[Problem to work on] Write out the entries below once more, exactly.

[Listed records]
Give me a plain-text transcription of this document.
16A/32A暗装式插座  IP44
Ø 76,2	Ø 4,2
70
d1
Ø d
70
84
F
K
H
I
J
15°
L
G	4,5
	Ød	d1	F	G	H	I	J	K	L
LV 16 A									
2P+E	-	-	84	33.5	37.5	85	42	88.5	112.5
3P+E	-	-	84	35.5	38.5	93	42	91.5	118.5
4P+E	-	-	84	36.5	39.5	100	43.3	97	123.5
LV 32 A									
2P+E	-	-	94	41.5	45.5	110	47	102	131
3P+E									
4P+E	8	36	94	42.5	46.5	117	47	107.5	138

[Exercise solution]
Give me a plain-text transcription of this document.
16A/32A暗装式插座  IP44
Ø 76,2	Ø 4,2
70
d1
Ø d
70
84
F
K
H
I
J
15°
L
G	4,5
	Ød	d1	F	G	H	I	J	K	L
LV 16 A									
2P+E	-	-	84	33.5	37.5	85	42	88.5	112.5
3P+E	-	-	84	35.5	38.5	93	42	91.5	118.5
4P+E	-	-	84	36.5	39.5	100	43.3	97	123.5
LV 32 A									
2P+E	-	-	94	41.5	45.5	110	47	102	131
3P+E									
4P+E	8	36	94	42.5	46.5	117	47	107.5	138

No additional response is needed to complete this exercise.